Available data ::

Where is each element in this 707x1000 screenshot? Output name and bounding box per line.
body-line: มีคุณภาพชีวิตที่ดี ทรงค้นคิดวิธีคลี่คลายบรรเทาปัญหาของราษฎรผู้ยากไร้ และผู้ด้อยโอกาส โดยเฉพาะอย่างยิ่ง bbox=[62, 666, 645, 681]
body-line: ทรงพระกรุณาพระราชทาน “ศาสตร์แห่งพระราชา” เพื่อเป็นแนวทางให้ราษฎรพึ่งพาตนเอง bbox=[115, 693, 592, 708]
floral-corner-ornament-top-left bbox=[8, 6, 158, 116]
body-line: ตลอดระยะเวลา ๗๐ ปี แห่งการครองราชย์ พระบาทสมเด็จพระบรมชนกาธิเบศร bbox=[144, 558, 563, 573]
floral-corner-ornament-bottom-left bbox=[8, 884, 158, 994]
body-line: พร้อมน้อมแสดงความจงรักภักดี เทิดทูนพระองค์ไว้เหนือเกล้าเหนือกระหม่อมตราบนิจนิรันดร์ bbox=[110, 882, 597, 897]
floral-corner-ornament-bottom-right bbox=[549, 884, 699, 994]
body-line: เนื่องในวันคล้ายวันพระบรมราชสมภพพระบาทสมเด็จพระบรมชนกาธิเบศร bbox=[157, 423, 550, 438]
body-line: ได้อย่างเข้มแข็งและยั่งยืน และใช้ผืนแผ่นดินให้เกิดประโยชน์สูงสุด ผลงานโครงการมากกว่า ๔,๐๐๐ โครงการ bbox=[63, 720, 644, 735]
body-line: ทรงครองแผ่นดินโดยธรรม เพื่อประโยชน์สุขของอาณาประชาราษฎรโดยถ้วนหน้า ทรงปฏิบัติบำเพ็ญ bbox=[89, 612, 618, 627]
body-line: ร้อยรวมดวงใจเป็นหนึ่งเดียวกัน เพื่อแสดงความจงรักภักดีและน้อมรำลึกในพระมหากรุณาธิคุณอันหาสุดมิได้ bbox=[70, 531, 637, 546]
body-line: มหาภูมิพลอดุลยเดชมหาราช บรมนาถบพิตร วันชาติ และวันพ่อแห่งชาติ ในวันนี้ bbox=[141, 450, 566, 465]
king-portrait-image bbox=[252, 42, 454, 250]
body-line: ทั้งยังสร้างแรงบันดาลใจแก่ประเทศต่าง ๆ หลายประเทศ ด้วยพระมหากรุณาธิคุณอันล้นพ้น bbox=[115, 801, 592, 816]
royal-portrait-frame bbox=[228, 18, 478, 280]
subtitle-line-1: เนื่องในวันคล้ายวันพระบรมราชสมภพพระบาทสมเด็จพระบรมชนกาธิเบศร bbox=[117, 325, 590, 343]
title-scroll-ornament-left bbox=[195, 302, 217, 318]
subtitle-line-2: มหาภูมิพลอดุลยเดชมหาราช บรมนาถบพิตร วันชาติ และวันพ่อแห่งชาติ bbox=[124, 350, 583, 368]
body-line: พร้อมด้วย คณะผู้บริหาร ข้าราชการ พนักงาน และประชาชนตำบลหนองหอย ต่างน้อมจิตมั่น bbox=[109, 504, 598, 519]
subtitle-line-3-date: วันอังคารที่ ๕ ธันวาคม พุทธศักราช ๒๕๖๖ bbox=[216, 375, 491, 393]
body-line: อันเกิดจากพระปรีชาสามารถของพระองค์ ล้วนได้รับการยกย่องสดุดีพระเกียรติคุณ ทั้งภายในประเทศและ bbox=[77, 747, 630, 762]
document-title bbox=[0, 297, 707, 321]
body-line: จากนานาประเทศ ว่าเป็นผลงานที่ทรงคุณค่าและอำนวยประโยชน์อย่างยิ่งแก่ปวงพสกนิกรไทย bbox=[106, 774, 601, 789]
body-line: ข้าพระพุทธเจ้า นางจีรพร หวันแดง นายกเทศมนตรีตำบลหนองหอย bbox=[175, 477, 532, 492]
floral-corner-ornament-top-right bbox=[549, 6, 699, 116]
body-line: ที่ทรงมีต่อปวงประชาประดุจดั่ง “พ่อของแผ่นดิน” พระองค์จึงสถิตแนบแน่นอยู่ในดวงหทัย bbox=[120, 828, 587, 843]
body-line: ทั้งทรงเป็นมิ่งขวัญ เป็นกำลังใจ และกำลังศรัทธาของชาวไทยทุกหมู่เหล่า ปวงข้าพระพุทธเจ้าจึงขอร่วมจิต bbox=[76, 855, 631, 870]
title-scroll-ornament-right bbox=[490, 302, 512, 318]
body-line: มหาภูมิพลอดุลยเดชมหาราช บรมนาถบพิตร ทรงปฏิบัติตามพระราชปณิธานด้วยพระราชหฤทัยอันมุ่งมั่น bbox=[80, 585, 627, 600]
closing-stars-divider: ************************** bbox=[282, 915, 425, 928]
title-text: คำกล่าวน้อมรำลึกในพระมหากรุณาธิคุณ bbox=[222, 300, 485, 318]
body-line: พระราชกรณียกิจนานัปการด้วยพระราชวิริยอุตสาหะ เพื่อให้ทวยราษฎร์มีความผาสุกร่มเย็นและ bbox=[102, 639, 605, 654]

Stated exercise ::
Reproduce all of the data above line for line, keeping every character unchanged.

Solution to this exercise ::
Where is each element in this 707x1000 screenshot? Output name and bounding box per line.
body-line: มีคุณภาพชีวิตที่ดี ทรงค้นคิดวิธีคลี่คลายบรรเทาปัญหาของราษฎรผู้ยากไร้ และผู้ด้อยโอกาส โดยเฉพาะอย่างยิ่ง bbox=[62, 666, 645, 681]
body-line: ทรงพระกรุณาพระราชทาน “ศาสตร์แห่งพระราชา” เพื่อเป็นแนวทางให้ราษฎรพึ่งพาตนเอง bbox=[115, 693, 592, 708]
floral-corner-ornament-top-left bbox=[8, 6, 158, 116]
body-line: ตลอดระยะเวลา ๗๐ ปี แห่งการครองราชย์ พระบาทสมเด็จพระบรมชนกาธิเบศร bbox=[144, 558, 563, 573]
floral-corner-ornament-bottom-left bbox=[8, 884, 158, 994]
body-line: พร้อมน้อมแสดงความจงรักภักดี เทิดทูนพระองค์ไว้เหนือเกล้าเหนือกระหม่อมตราบนิจนิรันดร์ bbox=[110, 882, 597, 897]
floral-corner-ornament-bottom-right bbox=[549, 884, 699, 994]
body-line: เนื่องในวันคล้ายวันพระบรมราชสมภพพระบาทสมเด็จพระบรมชนกาธิเบศร bbox=[157, 423, 550, 438]
body-line: ได้อย่างเข้มแข็งและยั่งยืน และใช้ผืนแผ่นดินให้เกิดประโยชน์สูงสุด ผลงานโครงการมากกว่า ๔,๐๐๐ โครงการ bbox=[63, 720, 644, 735]
body-line: ทรงครองแผ่นดินโดยธรรม เพื่อประโยชน์สุขของอาณาประชาราษฎรโดยถ้วนหน้า ทรงปฏิบัติบำเพ็ญ bbox=[89, 612, 618, 627]
body-line: ร้อยรวมดวงใจเป็นหนึ่งเดียวกัน เพื่อแสดงความจงรักภักดีและน้อมรำลึกในพระมหากรุณาธิคุณอันหาสุดมิได้ bbox=[70, 531, 637, 546]
body-line: มหาภูมิพลอดุลยเดชมหาราช บรมนาถบพิตร วันชาติ และวันพ่อแห่งชาติ ในวันนี้ bbox=[141, 450, 566, 465]
king-portrait-image bbox=[252, 42, 454, 250]
body-line: ทั้งยังสร้างแรงบันดาลใจแก่ประเทศต่าง ๆ หลายประเทศ ด้วยพระมหากรุณาธิคุณอันล้นพ้น bbox=[115, 801, 592, 816]
royal-portrait-frame bbox=[228, 18, 478, 280]
subtitle-line-1: เนื่องในวันคล้ายวันพระบรมราชสมภพพระบาทสมเด็จพระบรมชนกาธิเบศร bbox=[117, 325, 590, 343]
title-scroll-ornament-left bbox=[195, 302, 217, 318]
subtitle-line-2: มหาภูมิพลอดุลยเดชมหาราช บรมนาถบพิตร วันชาติ และวันพ่อแห่งชาติ bbox=[124, 350, 583, 368]
body-line: พร้อมด้วย คณะผู้บริหาร ข้าราชการ พนักงาน และประชาชนตำบลหนองหอย ต่างน้อมจิตมั่น bbox=[109, 504, 598, 519]
subtitle-line-3-date: วันอังคารที่ ๕ ธันวาคม พุทธศักราช ๒๕๖๖ bbox=[216, 375, 491, 393]
body-line: อันเกิดจากพระปรีชาสามารถของพระองค์ ล้วนได้รับการยกย่องสดุดีพระเกียรติคุณ ทั้งภายในประเทศและ bbox=[77, 747, 630, 762]
document-title bbox=[0, 297, 707, 321]
body-line: จากนานาประเทศ ว่าเป็นผลงานที่ทรงคุณค่าและอำนวยประโยชน์อย่างยิ่งแก่ปวงพสกนิกรไทย bbox=[106, 774, 601, 789]
body-line: ข้าพระพุทธเจ้า นางจีรพร หวันแดง นายกเทศมนตรีตำบลหนองหอย bbox=[175, 477, 532, 492]
floral-corner-ornament-top-right bbox=[549, 6, 699, 116]
body-line: ที่ทรงมีต่อปวงประชาประดุจดั่ง “พ่อของแผ่นดิน” พระองค์จึงสถิตแนบแน่นอยู่ในดวงหทัย bbox=[120, 828, 587, 843]
body-line: ทั้งทรงเป็นมิ่งขวัญ เป็นกำลังใจ และกำลังศรัทธาของชาวไทยทุกหมู่เหล่า ปวงข้าพระพุทธเจ้าจึงขอร่วมจิต bbox=[76, 855, 631, 870]
title-scroll-ornament-right bbox=[490, 302, 512, 318]
body-line: มหาภูมิพลอดุลยเดชมหาราช บรมนาถบพิตร ทรงปฏิบัติตามพระราชปณิธานด้วยพระราชหฤทัยอันมุ่งมั่น bbox=[80, 585, 627, 600]
closing-stars-divider: ************************** bbox=[282, 915, 425, 928]
title-text: คำกล่าวน้อมรำลึกในพระมหากรุณาธิคุณ bbox=[222, 300, 485, 318]
body-line: พระราชกรณียกิจนานัปการด้วยพระราชวิริยอุตสาหะ เพื่อให้ทวยราษฎร์มีความผาสุกร่มเย็นและ bbox=[102, 639, 605, 654]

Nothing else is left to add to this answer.